TASK REQUIREMENTS
Restate the records below word for word, and omit the images they hold.

PROVIDED RECORDS
* * * * * * *
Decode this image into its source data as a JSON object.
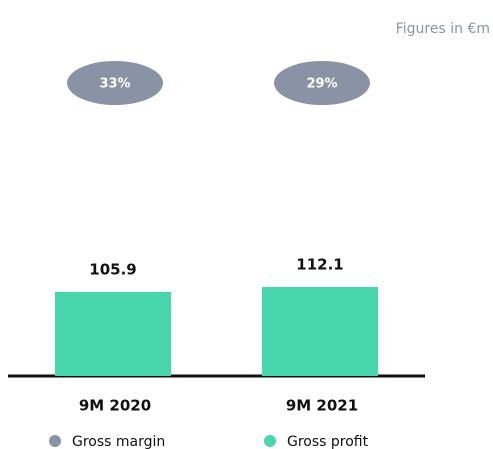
{
  "chart_data": {
    "type": "bar",
    "note_text": "Figures in €m",
    "categories": [
      "9M 2020",
      "9M 2021"
    ],
    "series": [
      {
        "name": "Gross margin",
        "color": "#8a93a6",
        "values": [
          33,
          29
        ],
        "value_labels": [
          "33%",
          "29%"
        ]
      },
      {
        "name": "Gross profit",
        "color": "#48d6ad",
        "values": [
          105.9,
          112.1
        ]
      }
    ]
  }
}
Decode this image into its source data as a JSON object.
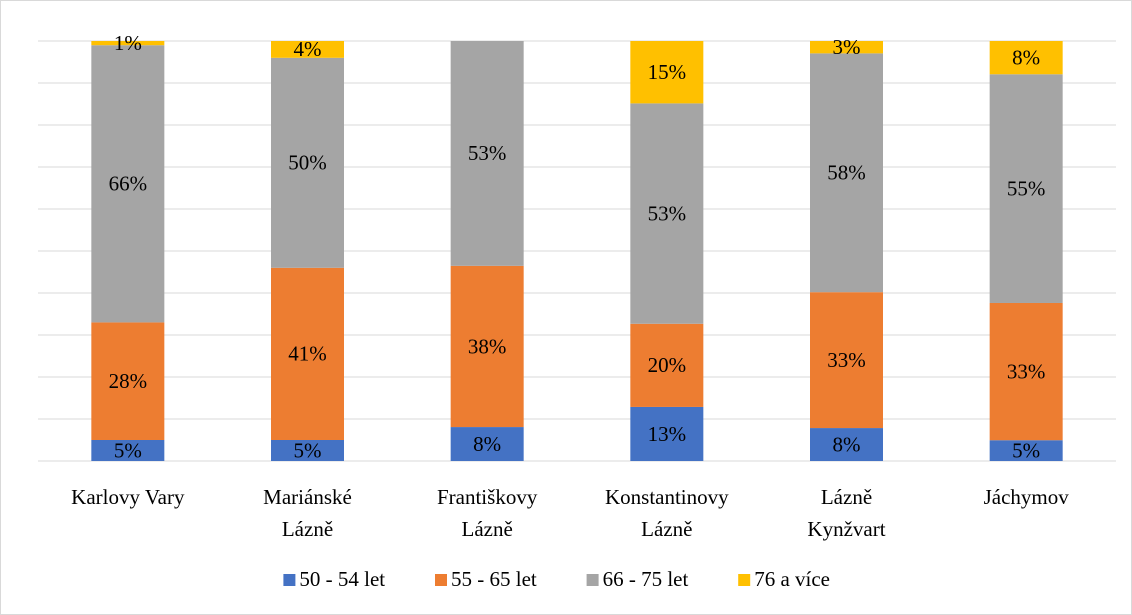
{
  "chart_data": {
    "type": "stacked_bar_100",
    "categories": [
      "Karlovy Vary",
      "Mariánské\nLázně",
      "Františkovy\nLázně",
      "Konstantinovy\nLázně",
      "Lázně\nKynžvart",
      "Jáchymov"
    ],
    "series": [
      {
        "name": "50 - 54 let",
        "color": "#4472c4",
        "values": [
          5,
          5,
          8,
          13,
          8,
          5
        ],
        "value_labels": [
          "5%",
          "5%",
          "8%",
          "13%",
          "8%",
          "5%"
        ]
      },
      {
        "name": "55 - 65 let",
        "color": "#ed7d31",
        "values": [
          28,
          41,
          38,
          20,
          33,
          33
        ],
        "value_labels": [
          "28%",
          "41%",
          "38%",
          "20%",
          "33%",
          "33%"
        ]
      },
      {
        "name": "66 - 75 let",
        "color": "#a5a5a5",
        "values": [
          66,
          50,
          53,
          53,
          58,
          55
        ],
        "value_labels": [
          "66%",
          "50%",
          "53%",
          "53%",
          "58%",
          "55%"
        ]
      },
      {
        "name": "76 a více",
        "color": "#ffc000",
        "values": [
          1,
          4,
          null,
          15,
          3,
          8
        ],
        "value_labels": [
          "1%",
          "4%",
          null,
          "15%",
          "3%",
          "8%"
        ]
      }
    ],
    "ylim": [
      0,
      100
    ],
    "yticks": [
      0,
      10,
      20,
      30,
      40,
      50,
      60,
      70,
      80,
      90,
      100
    ],
    "grid": true,
    "ytick_labels": false,
    "legend": "bottom"
  }
}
* * * * * * *
WRITTEN RESPONSE
Decode this image into its source data as a JSON object.
{
  "chart_data": {
    "type": "bar",
    "note_text": "Figures in €m",
    "categories": [
      "9M 2020",
      "9M 2021"
    ],
    "series": [
      {
        "name": "Gross margin",
        "color": "#8a93a6",
        "values": [
          33,
          29
        ],
        "value_labels": [
          "33%",
          "29%"
        ]
      },
      {
        "name": "Gross profit",
        "color": "#48d6ad",
        "values": [
          105.9,
          112.1
        ]
      }
    ]
  }
}
Decode this image into its source data as a JSON object.
{
  "chart_data": {
    "type": "stacked_bar_100",
    "categories": [
      "Karlovy Vary",
      "Mariánské\nLázně",
      "Františkovy\nLázně",
      "Konstantinovy\nLázně",
      "Lázně\nKynžvart",
      "Jáchymov"
    ],
    "series": [
      {
        "name": "50 - 54 let",
        "color": "#4472c4",
        "values": [
          5,
          5,
          8,
          13,
          8,
          5
        ],
        "value_labels": [
          "5%",
          "5%",
          "8%",
          "13%",
          "8%",
          "5%"
        ]
      },
      {
        "name": "55 - 65 let",
        "color": "#ed7d31",
        "values": [
          28,
          41,
          38,
          20,
          33,
          33
        ],
        "value_labels": [
          "28%",
          "41%",
          "38%",
          "20%",
          "33%",
          "33%"
        ]
      },
      {
        "name": "66 - 75 let",
        "color": "#a5a5a5",
        "values": [
          66,
          50,
          53,
          53,
          58,
          55
        ],
        "value_labels": [
          "66%",
          "50%",
          "53%",
          "53%",
          "58%",
          "55%"
        ]
      },
      {
        "name": "76 a více",
        "color": "#ffc000",
        "values": [
          1,
          4,
          null,
          15,
          3,
          8
        ],
        "value_labels": [
          "1%",
          "4%",
          null,
          "15%",
          "3%",
          "8%"
        ]
      }
    ],
    "ylim": [
      0,
      100
    ],
    "yticks": [
      0,
      10,
      20,
      30,
      40,
      50,
      60,
      70,
      80,
      90,
      100
    ],
    "grid": true,
    "ytick_labels": false,
    "legend": "bottom"
  }
}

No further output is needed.